> [Work to complete]:
Copy all of the material exactly. Pictures are not to appear in the copy.

## Start

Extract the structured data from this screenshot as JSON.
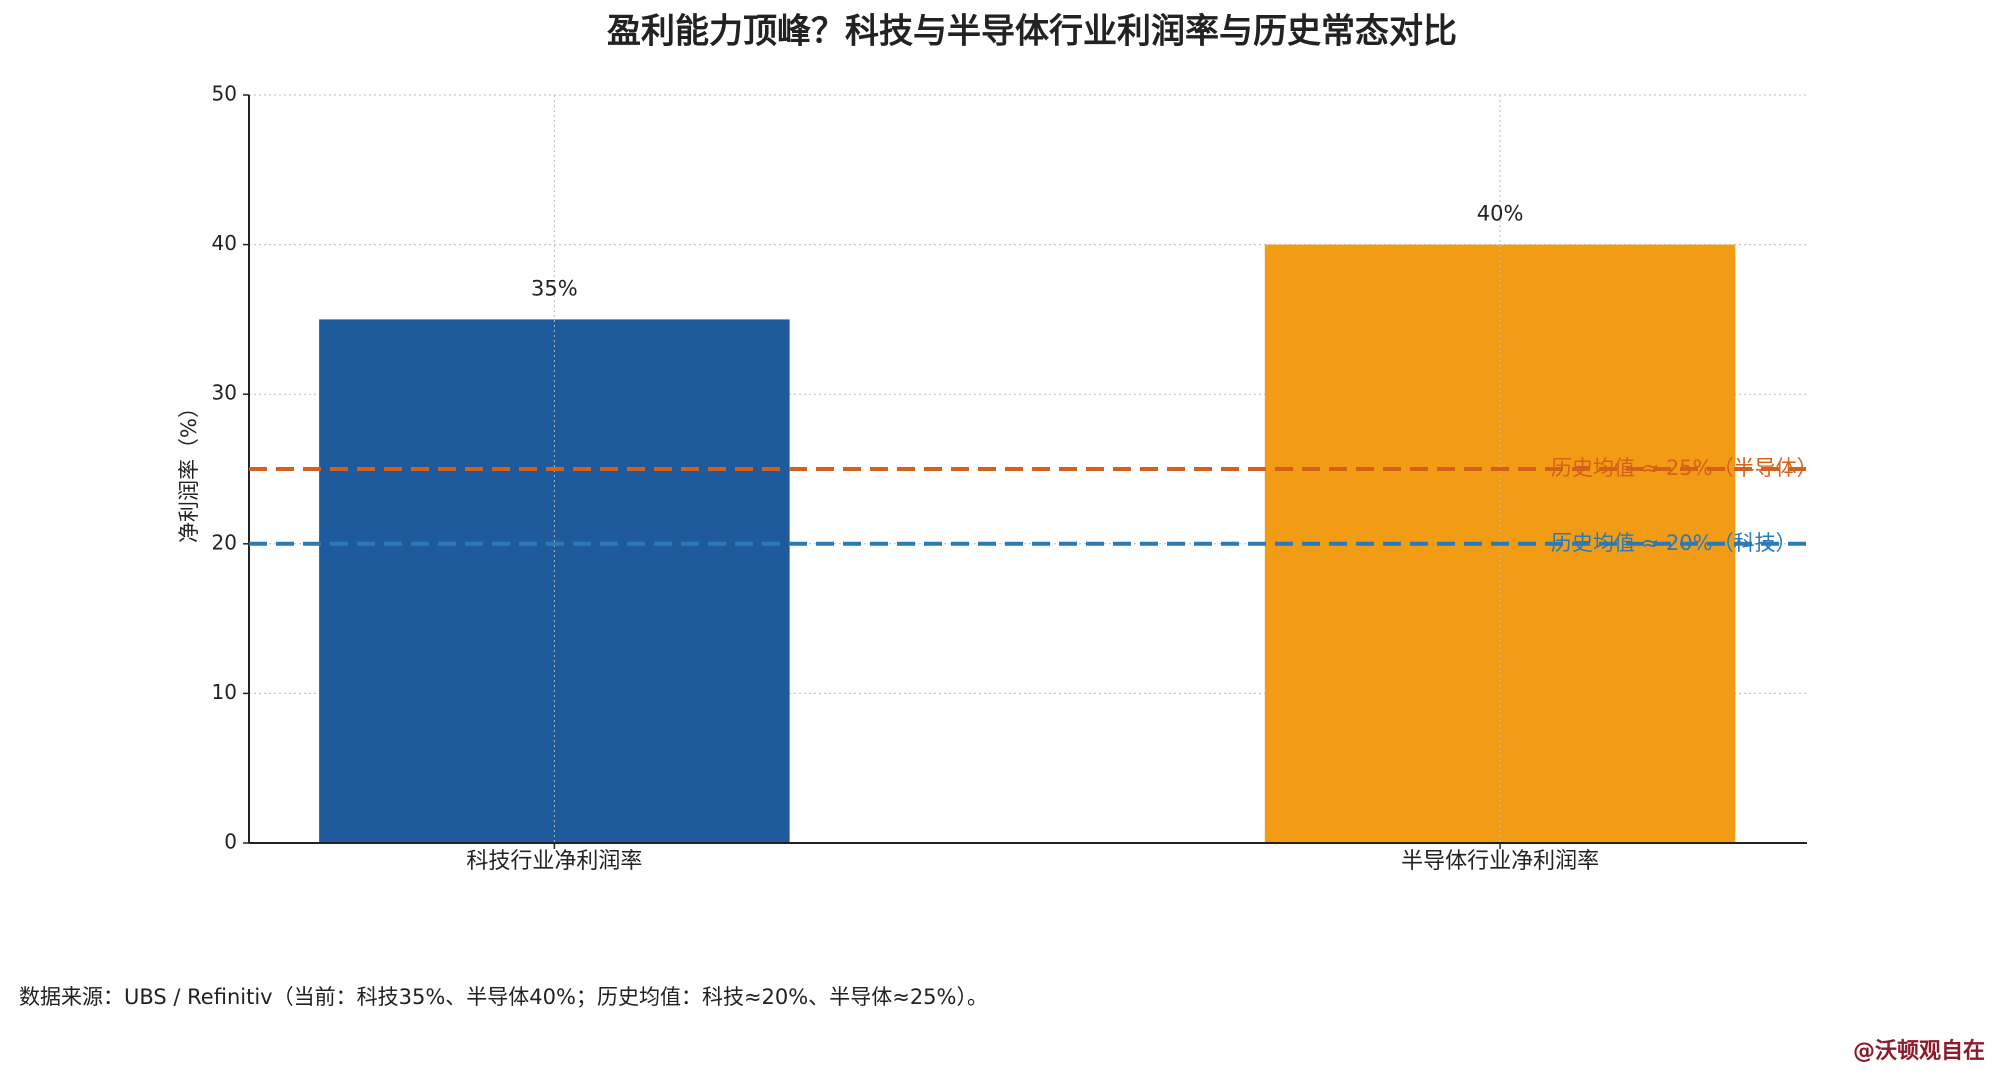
{
  "chart_data": {
    "type": "bar",
    "title": "盈利能力顶峰？科技与半导体行业利润率与历史常态对比",
    "ylabel": "净利润率（%）",
    "categories": [
      "科技行业净利润率",
      "半导体行业净利润率"
    ],
    "values": [
      35,
      40
    ],
    "value_labels": [
      "35%",
      "40%"
    ],
    "colors": [
      "#1f5a9c",
      "#f29c15"
    ],
    "ylim": [
      0,
      50
    ],
    "yticks": [
      0,
      10,
      20,
      30,
      40,
      50
    ],
    "grid": true,
    "reference_lines": [
      {
        "value": 25,
        "label": "历史均值 ≈ 25%（半导体）",
        "color": "#d4601a"
      },
      {
        "value": 20,
        "label": "历史均值 ≈ 20%（科技）",
        "color": "#2a7ab8"
      }
    ]
  },
  "footnote": "数据来源：UBS / Refinitiv（当前：科技35%、半导体40%；历史均值：科技≈20%、半导体≈25%）。",
  "watermark": "@沃顿观自在"
}
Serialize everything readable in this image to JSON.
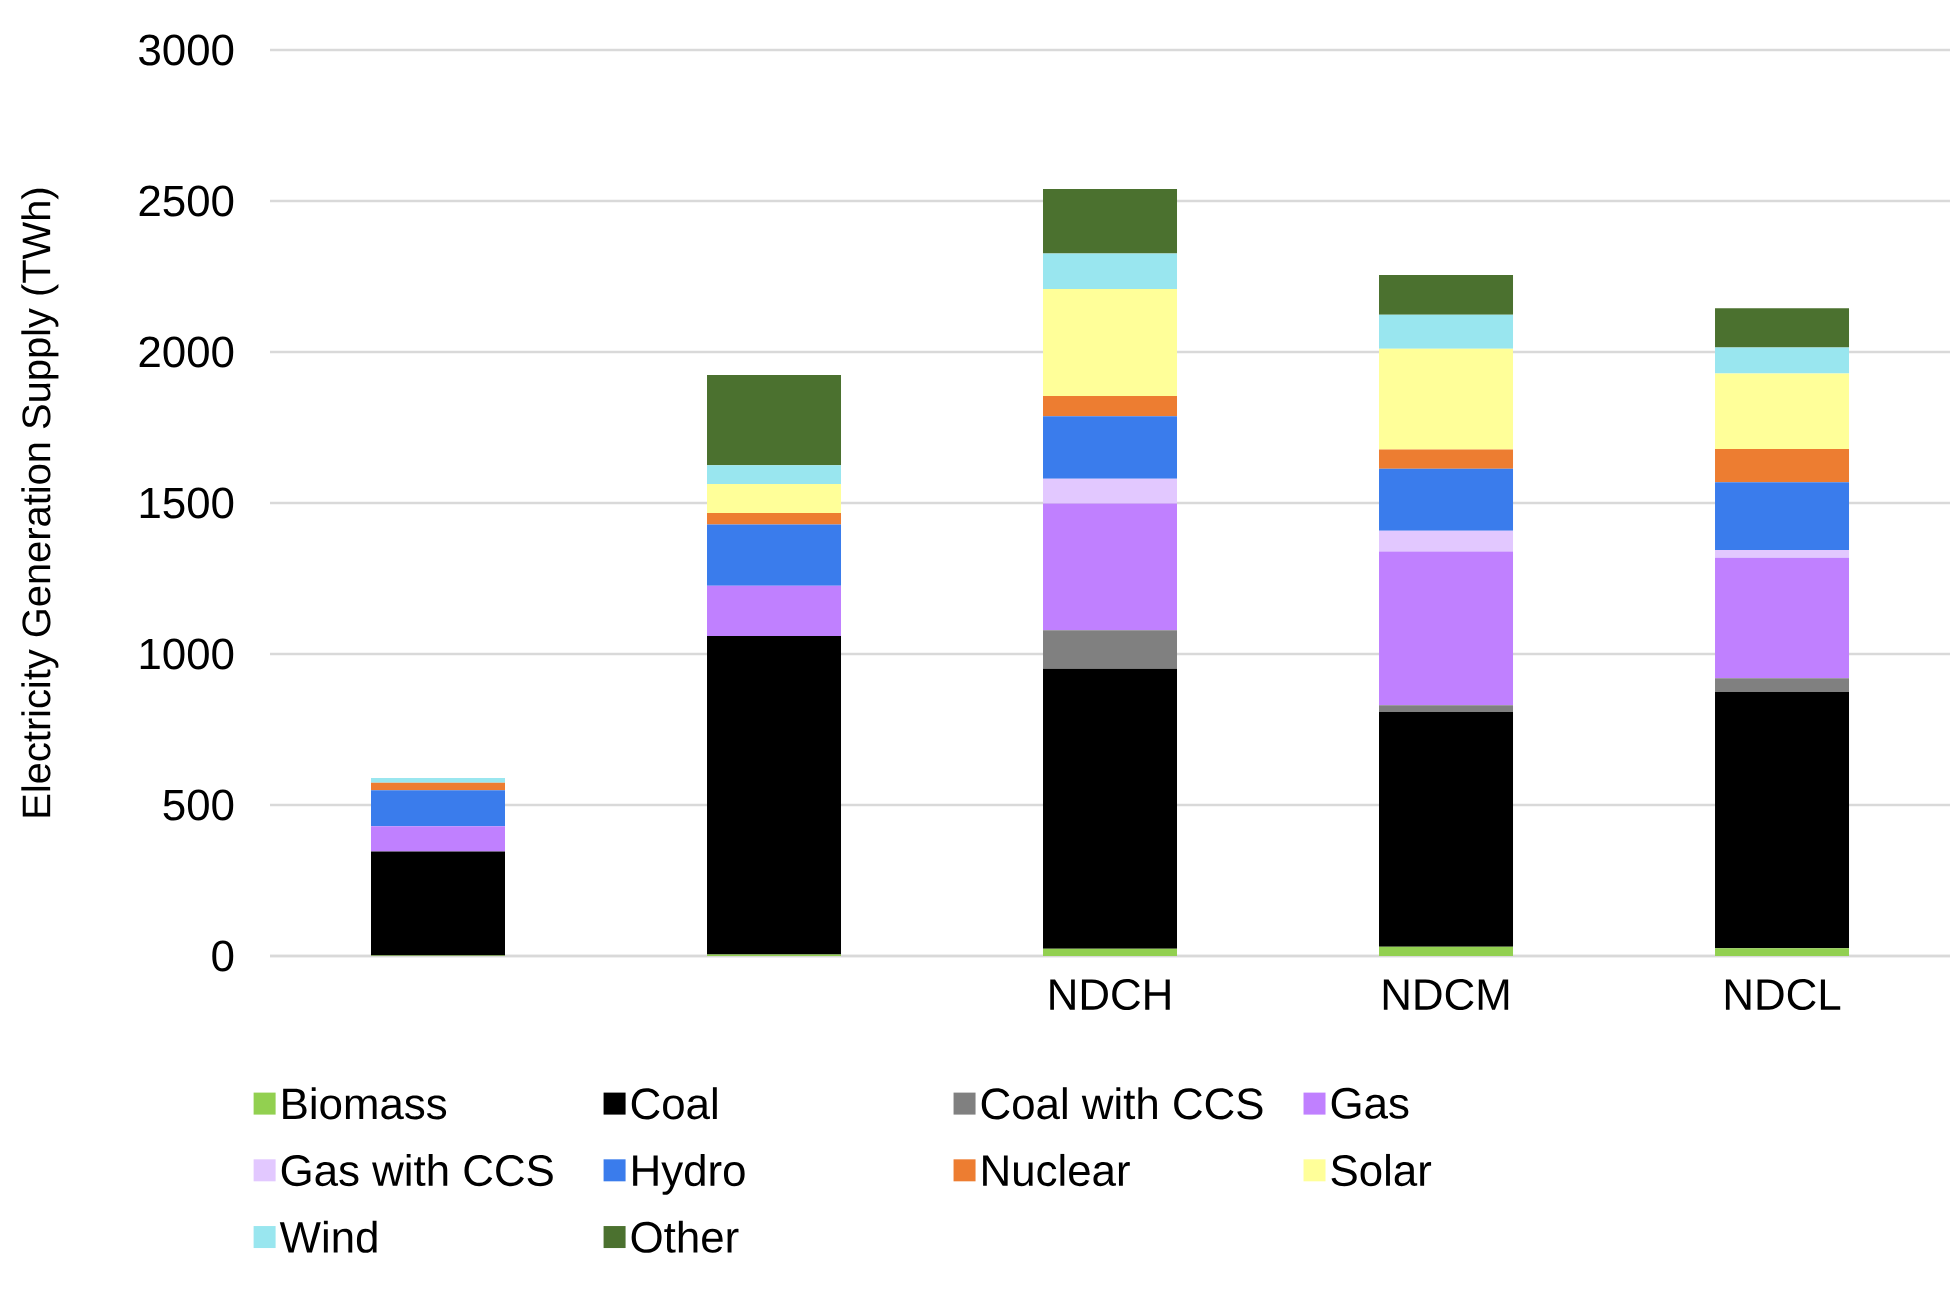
{
  "chart_data": {
    "type": "bar",
    "stacked": true,
    "ylabel": "Electricity Generation  Supply (TWh)",
    "categories": [
      null,
      null,
      "NDCH",
      "NDCM",
      "NDCL"
    ],
    "ylim": [
      0,
      3000
    ],
    "yticks": [
      0,
      500,
      1000,
      1500,
      2000,
      2500,
      3000
    ],
    "grid": "y",
    "legend": "bottom",
    "series": [
      {
        "name": "Biomass",
        "color": "#92d050",
        "values": [
          2,
          5,
          24,
          31,
          26
        ]
      },
      {
        "name": "Coal",
        "color": "#000000",
        "values": [
          344,
          1055,
          927,
          777,
          848
        ]
      },
      {
        "name": "Coal with CCS",
        "color": "#808080",
        "values": [
          0,
          0,
          128,
          22,
          46
        ]
      },
      {
        "name": "Gas",
        "color": "#c080ff",
        "values": [
          84,
          166,
          419,
          509,
          399
        ]
      },
      {
        "name": "Gas with CCS",
        "color": "#e2c8ff",
        "values": [
          0,
          0,
          82,
          69,
          25
        ]
      },
      {
        "name": "Hydro",
        "color": "#3a7cec",
        "values": [
          119,
          203,
          207,
          205,
          225
        ]
      },
      {
        "name": "Nuclear",
        "color": "#ed7d31",
        "values": [
          25,
          38,
          67,
          64,
          110
        ]
      },
      {
        "name": "Solar",
        "color": "#ffff99",
        "values": [
          0,
          96,
          355,
          334,
          250
        ]
      },
      {
        "name": "Wind",
        "color": "#99e6ef",
        "values": [
          15,
          62,
          117,
          112,
          86
        ]
      },
      {
        "name": "Other",
        "color": "#4b712f",
        "values": [
          0,
          299,
          214,
          132,
          130
        ]
      }
    ]
  }
}
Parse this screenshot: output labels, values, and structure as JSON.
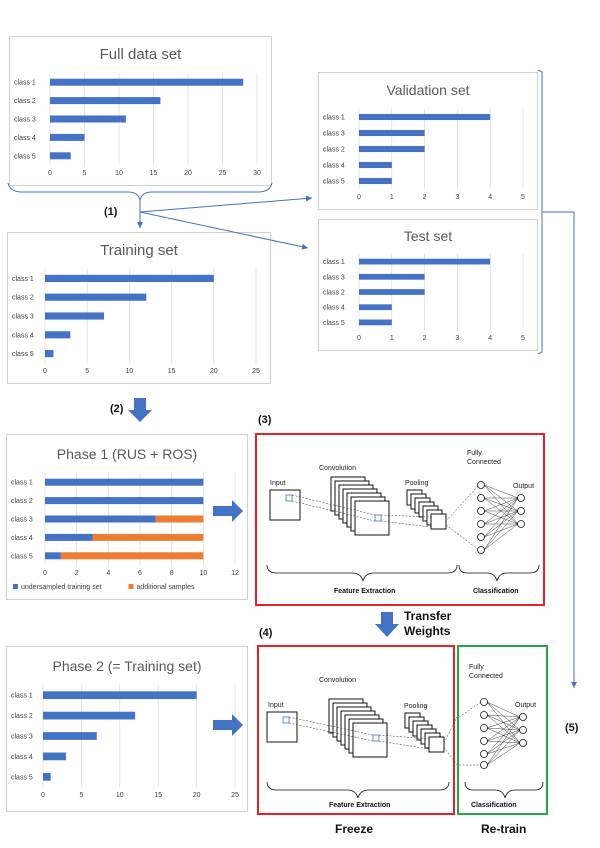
{
  "chart_data": [
    {
      "id": "full",
      "type": "bar",
      "orientation": "horizontal",
      "title": "Full data set",
      "categories": [
        "class 1",
        "class 2",
        "class 3",
        "class 4",
        "class 5"
      ],
      "values": [
        28,
        16,
        11,
        5,
        3
      ],
      "xlim": [
        0,
        30
      ],
      "xticks": [
        0,
        5,
        10,
        15,
        20,
        25,
        30
      ],
      "grid": true
    },
    {
      "id": "validation",
      "type": "bar",
      "orientation": "horizontal",
      "title": "Validation set",
      "categories": [
        "class 1",
        "class 3",
        "class 2",
        "class 4",
        "class 5"
      ],
      "values": [
        4,
        2,
        2,
        1,
        1
      ],
      "xlim": [
        0,
        5
      ],
      "xticks": [
        0,
        1,
        2,
        3,
        4,
        5
      ],
      "grid": true
    },
    {
      "id": "training",
      "type": "bar",
      "orientation": "horizontal",
      "title": "Training set",
      "categories": [
        "class 1",
        "class 2",
        "class 3",
        "class 4",
        "class 5"
      ],
      "values": [
        20,
        12,
        7,
        3,
        1
      ],
      "xlim": [
        0,
        25
      ],
      "xticks": [
        0,
        5,
        10,
        15,
        20,
        25
      ],
      "grid": true
    },
    {
      "id": "test",
      "type": "bar",
      "orientation": "horizontal",
      "title": "Test set",
      "categories": [
        "class 1",
        "class 3",
        "class 2",
        "class 4",
        "class 5"
      ],
      "values": [
        4,
        2,
        2,
        1,
        1
      ],
      "xlim": [
        0,
        5
      ],
      "xticks": [
        0,
        1,
        2,
        3,
        4,
        5
      ],
      "grid": true
    },
    {
      "id": "phase1",
      "type": "bar",
      "orientation": "horizontal",
      "stacked": true,
      "title": "Phase 1 (RUS + ROS)",
      "categories": [
        "class 1",
        "class 2",
        "class 3",
        "class 4",
        "class 5"
      ],
      "series": [
        {
          "name": "undersampled training set",
          "values": [
            10,
            10,
            7,
            3,
            1
          ]
        },
        {
          "name": "additional samples",
          "values": [
            0,
            0,
            3,
            7,
            9
          ]
        }
      ],
      "xlim": [
        0,
        12
      ],
      "xticks": [
        0,
        2,
        4,
        6,
        8,
        10,
        12
      ],
      "grid": true,
      "legend": "bottom"
    },
    {
      "id": "phase2",
      "type": "bar",
      "orientation": "horizontal",
      "title": "Phase 2 (= Training set)",
      "categories": [
        "class 1",
        "class 2",
        "class 3",
        "class 4",
        "class 5"
      ],
      "values": [
        20,
        12,
        7,
        3,
        1
      ],
      "xlim": [
        0,
        25
      ],
      "xticks": [
        0,
        5,
        10,
        15,
        20,
        25
      ],
      "grid": true
    }
  ],
  "colors": {
    "bar_blue": "#4472c4",
    "bar_orange": "#ed7d31",
    "arrow_blue": "#4472c4",
    "frame_red": "#e8202a",
    "frame_green": "#22a84a"
  },
  "labels": {
    "step1": "(1)",
    "step2": "(2)",
    "step3": "(3)",
    "step4": "(4)",
    "step5": "(5)",
    "transfer_line1": "Transfer",
    "transfer_line2": "Weights",
    "freeze": "Freeze",
    "retrain": "Re-train"
  },
  "cnn": {
    "input": "Input",
    "convolution": "Convolution",
    "pooling": "Pooling",
    "fully_connected_line1": "Fully",
    "fully_connected_line2": "Connected",
    "output": "Output",
    "feature_extraction": "Feature Extraction",
    "classification": "Classification"
  },
  "icons": [
    "down-arrow-icon",
    "right-arrow-icon"
  ]
}
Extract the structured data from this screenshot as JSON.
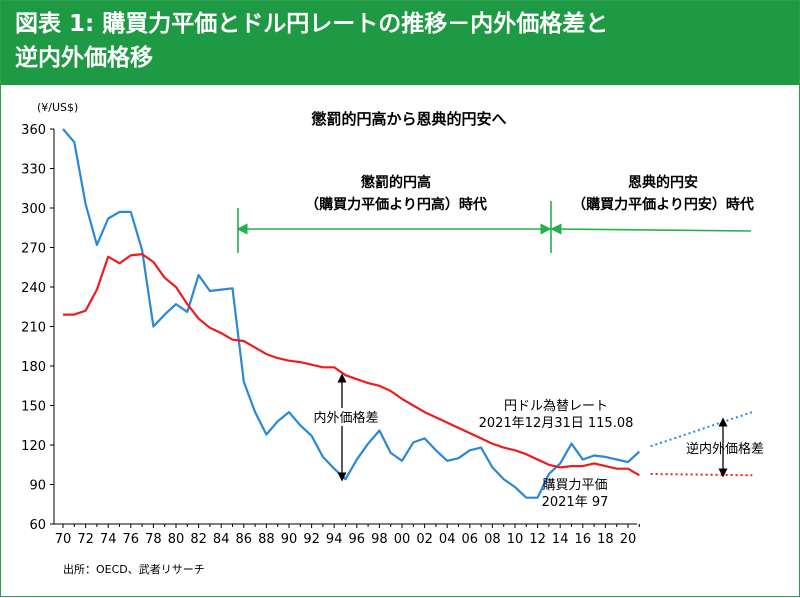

## End

> [Solution]:
Extract the structured data from this screenshot as JSON.
{
  "chart_data": {
    "type": "bar",
    "title": "盈利能力顶峰？科技与半导体行业利润率与历史常态对比",
    "ylabel": "净利润率（%）",
    "categories": [
      "科技行业净利润率",
      "半导体行业净利润率"
    ],
    "values": [
      35,
      40
    ],
    "value_labels": [
      "35%",
      "40%"
    ],
    "colors": [
      "#1f5a9c",
      "#f29c15"
    ],
    "ylim": [
      0,
      50
    ],
    "yticks": [
      0,
      10,
      20,
      30,
      40,
      50
    ],
    "grid": true,
    "reference_lines": [
      {
        "value": 25,
        "label": "历史均值 ≈ 25%（半导体）",
        "color": "#d4601a"
      },
      {
        "value": 20,
        "label": "历史均值 ≈ 20%（科技）",
        "color": "#2a7ab8"
      }
    ]
  },
  "footnote": "数据来源：UBS / Refinitiv（当前：科技35%、半导体40%；历史均值：科技≈20%、半导体≈25%）。",
  "watermark": "@沃顿观自在"
}
Serialize everything readable in this image to JSON.
{
  "chart_data": {
    "type": "bar",
    "stacked": true,
    "ylabel": "Electricity Generation  Supply (TWh)",
    "categories": [
      null,
      null,
      "NDCH",
      "NDCM",
      "NDCL"
    ],
    "ylim": [
      0,
      3000
    ],
    "yticks": [
      0,
      500,
      1000,
      1500,
      2000,
      2500,
      3000
    ],
    "grid": "y",
    "legend": "bottom",
    "series": [
      {
        "name": "Biomass",
        "color": "#92d050",
        "values": [
          2,
          5,
          24,
          31,
          26
        ]
      },
      {
        "name": "Coal",
        "color": "#000000",
        "values": [
          344,
          1055,
          927,
          777,
          848
        ]
      },
      {
        "name": "Coal with CCS",
        "color": "#808080",
        "values": [
          0,
          0,
          128,
          22,
          46
        ]
      },
      {
        "name": "Gas",
        "color": "#c080ff",
        "values": [
          84,
          166,
          419,
          509,
          399
        ]
      },
      {
        "name": "Gas with CCS",
        "color": "#e2c8ff",
        "values": [
          0,
          0,
          82,
          69,
          25
        ]
      },
      {
        "name": "Hydro",
        "color": "#3a7cec",
        "values": [
          119,
          203,
          207,
          205,
          225
        ]
      },
      {
        "name": "Nuclear",
        "color": "#ed7d31",
        "values": [
          25,
          38,
          67,
          64,
          110
        ]
      },
      {
        "name": "Solar",
        "color": "#ffff99",
        "values": [
          0,
          96,
          355,
          334,
          250
        ]
      },
      {
        "name": "Wind",
        "color": "#99e6ef",
        "values": [
          15,
          62,
          117,
          112,
          86
        ]
      },
      {
        "name": "Other",
        "color": "#4b712f",
        "values": [
          0,
          299,
          214,
          132,
          130
        ]
      }
    ]
  }
}
Parse this screenshot: output labels, values, and structure as JSON.
{
  "chart_data": [
    {
      "id": "full",
      "type": "bar",
      "orientation": "horizontal",
      "title": "Full data set",
      "categories": [
        "class 1",
        "class 2",
        "class 3",
        "class 4",
        "class 5"
      ],
      "values": [
        28,
        16,
        11,
        5,
        3
      ],
      "xlim": [
        0,
        30
      ],
      "xticks": [
        0,
        5,
        10,
        15,
        20,
        25,
        30
      ],
      "grid": true
    },
    {
      "id": "validation",
      "type": "bar",
      "orientation": "horizontal",
      "title": "Validation set",
      "categories": [
        "class 1",
        "class 3",
        "class 2",
        "class 4",
        "class 5"
      ],
      "values": [
        4,
        2,
        2,
        1,
        1
      ],
      "xlim": [
        0,
        5
      ],
      "xticks": [
        0,
        1,
        2,
        3,
        4,
        5
      ],
      "grid": true
    },
    {
      "id": "training",
      "type": "bar",
      "orientation": "horizontal",
      "title": "Training set",
      "categories": [
        "class 1",
        "class 2",
        "class 3",
        "class 4",
        "class 5"
      ],
      "values": [
        20,
        12,
        7,
        3,
        1
      ],
      "xlim": [
        0,
        25
      ],
      "xticks": [
        0,
        5,
        10,
        15,
        20,
        25
      ],
      "grid": true
    },
    {
      "id": "test",
      "type": "bar",
      "orientation": "horizontal",
      "title": "Test set",
      "categories": [
        "class 1",
        "class 3",
        "class 2",
        "class 4",
        "class 5"
      ],
      "values": [
        4,
        2,
        2,
        1,
        1
      ],
      "xlim": [
        0,
        5
      ],
      "xticks": [
        0,
        1,
        2,
        3,
        4,
        5
      ],
      "grid": true
    },
    {
      "id": "phase1",
      "type": "bar",
      "orientation": "horizontal",
      "stacked": true,
      "title": "Phase 1 (RUS + ROS)",
      "categories": [
        "class 1",
        "class 2",
        "class 3",
        "class 4",
        "class 5"
      ],
      "series": [
        {
          "name": "undersampled training set",
          "values": [
            10,
            10,
            7,
            3,
            1
          ]
        },
        {
          "name": "additional samples",
          "values": [
            0,
            0,
            3,
            7,
            9
          ]
        }
      ],
      "xlim": [
        0,
        12
      ],
      "xticks": [
        0,
        2,
        4,
        6,
        8,
        10,
        12
      ],
      "grid": true,
      "legend": "bottom"
    },
    {
      "id": "phase2",
      "type": "bar",
      "orientation": "horizontal",
      "title": "Phase 2 (= Training set)",
      "categories": [
        "class 1",
        "class 2",
        "class 3",
        "class 4",
        "class 5"
      ],
      "values": [
        20,
        12,
        7,
        3,
        1
      ],
      "xlim": [
        0,
        25
      ],
      "xticks": [
        0,
        5,
        10,
        15,
        20,
        25
      ],
      "grid": true
    }
  ],
  "colors": {
    "bar_blue": "#4472c4",
    "bar_orange": "#ed7d31",
    "arrow_blue": "#4472c4",
    "frame_red": "#e8202a",
    "frame_green": "#22a84a"
  },
  "labels": {
    "step1": "(1)",
    "step2": "(2)",
    "step3": "(3)",
    "step4": "(4)",
    "step5": "(5)",
    "transfer_line1": "Transfer",
    "transfer_line2": "Weights",
    "freeze": "Freeze",
    "retrain": "Re-train"
  },
  "cnn": {
    "input": "Input",
    "convolution": "Convolution",
    "pooling": "Pooling",
    "fully_connected_line1": "Fully",
    "fully_connected_line2": "Connected",
    "output": "Output",
    "feature_extraction": "Feature Extraction",
    "classification": "Classification"
  },
  "icons": [
    "down-arrow-icon",
    "right-arrow-icon"
  ]
}
Extract the structured data from this screenshot as JSON.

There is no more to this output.